■ Supplied data
<<<<
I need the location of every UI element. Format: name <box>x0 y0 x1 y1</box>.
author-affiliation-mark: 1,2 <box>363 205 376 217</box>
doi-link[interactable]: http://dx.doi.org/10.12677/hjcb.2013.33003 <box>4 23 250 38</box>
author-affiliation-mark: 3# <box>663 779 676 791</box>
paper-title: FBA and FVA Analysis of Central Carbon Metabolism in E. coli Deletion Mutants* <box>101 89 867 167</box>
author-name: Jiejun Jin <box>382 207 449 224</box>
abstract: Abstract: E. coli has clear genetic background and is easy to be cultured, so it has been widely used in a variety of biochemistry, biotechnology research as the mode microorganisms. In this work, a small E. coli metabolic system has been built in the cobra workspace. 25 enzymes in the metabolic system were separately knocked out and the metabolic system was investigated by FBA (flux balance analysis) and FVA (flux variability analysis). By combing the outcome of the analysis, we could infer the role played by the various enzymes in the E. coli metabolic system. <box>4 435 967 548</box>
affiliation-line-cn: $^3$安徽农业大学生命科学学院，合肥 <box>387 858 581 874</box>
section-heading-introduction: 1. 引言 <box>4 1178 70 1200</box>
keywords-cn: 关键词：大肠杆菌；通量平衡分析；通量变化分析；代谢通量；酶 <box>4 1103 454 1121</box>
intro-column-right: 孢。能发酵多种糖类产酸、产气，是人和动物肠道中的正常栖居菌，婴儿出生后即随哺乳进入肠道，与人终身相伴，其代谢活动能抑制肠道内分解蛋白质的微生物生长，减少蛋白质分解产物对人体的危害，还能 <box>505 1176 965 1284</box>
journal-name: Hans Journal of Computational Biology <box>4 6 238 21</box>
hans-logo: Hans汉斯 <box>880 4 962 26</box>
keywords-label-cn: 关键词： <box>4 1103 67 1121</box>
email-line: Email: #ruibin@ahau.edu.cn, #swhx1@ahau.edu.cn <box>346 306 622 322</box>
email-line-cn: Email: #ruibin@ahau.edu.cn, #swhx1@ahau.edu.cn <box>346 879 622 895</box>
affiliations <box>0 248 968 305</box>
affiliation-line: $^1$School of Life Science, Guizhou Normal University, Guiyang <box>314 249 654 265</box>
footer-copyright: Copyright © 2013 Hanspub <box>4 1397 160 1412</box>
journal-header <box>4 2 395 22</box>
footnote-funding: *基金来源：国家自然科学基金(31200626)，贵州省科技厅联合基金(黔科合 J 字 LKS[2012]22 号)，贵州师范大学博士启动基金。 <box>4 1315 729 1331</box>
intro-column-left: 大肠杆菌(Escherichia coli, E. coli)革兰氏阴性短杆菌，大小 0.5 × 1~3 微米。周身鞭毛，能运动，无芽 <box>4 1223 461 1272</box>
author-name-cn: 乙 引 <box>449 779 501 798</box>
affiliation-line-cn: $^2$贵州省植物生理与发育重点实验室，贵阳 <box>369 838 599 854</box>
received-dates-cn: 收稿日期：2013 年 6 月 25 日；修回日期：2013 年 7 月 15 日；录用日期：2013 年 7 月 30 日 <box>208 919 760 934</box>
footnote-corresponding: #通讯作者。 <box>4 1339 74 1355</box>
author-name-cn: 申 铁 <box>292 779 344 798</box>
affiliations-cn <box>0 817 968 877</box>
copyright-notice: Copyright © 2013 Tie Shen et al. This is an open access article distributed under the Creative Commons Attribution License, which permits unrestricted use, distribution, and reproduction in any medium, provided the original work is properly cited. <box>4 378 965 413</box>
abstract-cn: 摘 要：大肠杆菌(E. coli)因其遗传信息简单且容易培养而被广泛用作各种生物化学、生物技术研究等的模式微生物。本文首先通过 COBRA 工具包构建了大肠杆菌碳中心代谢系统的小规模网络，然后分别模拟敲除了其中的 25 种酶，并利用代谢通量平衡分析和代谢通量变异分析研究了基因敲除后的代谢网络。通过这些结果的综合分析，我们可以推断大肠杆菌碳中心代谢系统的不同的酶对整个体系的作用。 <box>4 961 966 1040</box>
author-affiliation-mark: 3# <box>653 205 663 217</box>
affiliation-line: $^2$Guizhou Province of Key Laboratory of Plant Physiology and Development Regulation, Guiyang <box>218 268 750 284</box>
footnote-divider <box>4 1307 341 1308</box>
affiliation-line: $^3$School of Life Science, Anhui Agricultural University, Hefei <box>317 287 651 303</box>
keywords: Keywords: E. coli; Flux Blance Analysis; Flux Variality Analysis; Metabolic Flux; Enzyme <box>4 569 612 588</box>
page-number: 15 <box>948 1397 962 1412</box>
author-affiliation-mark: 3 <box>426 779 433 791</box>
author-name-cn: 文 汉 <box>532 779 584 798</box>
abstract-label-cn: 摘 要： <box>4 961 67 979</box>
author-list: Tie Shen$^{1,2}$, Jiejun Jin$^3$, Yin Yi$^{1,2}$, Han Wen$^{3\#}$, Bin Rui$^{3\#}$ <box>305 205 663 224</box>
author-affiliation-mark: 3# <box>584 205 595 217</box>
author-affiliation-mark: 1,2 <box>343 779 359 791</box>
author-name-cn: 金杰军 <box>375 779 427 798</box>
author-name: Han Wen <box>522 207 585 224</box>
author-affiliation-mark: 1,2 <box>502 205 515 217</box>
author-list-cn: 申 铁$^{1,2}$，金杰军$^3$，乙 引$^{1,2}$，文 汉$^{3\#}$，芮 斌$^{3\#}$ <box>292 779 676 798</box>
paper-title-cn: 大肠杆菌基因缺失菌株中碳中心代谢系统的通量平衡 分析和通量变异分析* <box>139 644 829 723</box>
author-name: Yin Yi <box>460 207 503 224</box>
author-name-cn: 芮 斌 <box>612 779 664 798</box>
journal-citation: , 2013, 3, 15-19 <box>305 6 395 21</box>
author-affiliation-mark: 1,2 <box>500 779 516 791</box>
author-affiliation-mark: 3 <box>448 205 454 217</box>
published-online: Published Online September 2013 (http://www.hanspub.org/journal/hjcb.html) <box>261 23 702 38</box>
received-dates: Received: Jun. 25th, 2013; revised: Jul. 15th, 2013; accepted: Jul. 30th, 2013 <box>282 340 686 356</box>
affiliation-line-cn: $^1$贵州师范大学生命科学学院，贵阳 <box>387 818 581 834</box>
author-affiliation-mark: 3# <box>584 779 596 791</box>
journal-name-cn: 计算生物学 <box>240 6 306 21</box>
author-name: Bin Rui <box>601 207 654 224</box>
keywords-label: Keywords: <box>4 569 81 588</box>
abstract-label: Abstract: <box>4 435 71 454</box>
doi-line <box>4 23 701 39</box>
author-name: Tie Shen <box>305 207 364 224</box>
>>>>
■ Assigned task
For the word "School", go through the records and show each line that carries it.

■ Written response
affiliation-line: $^1$School of Life Science, Guizhou Normal University, Guiyang <box>314 249 654 265</box>
affiliation-line: $^3$School of Life Science, Anhui Agricultural University, Hefei <box>317 287 651 303</box>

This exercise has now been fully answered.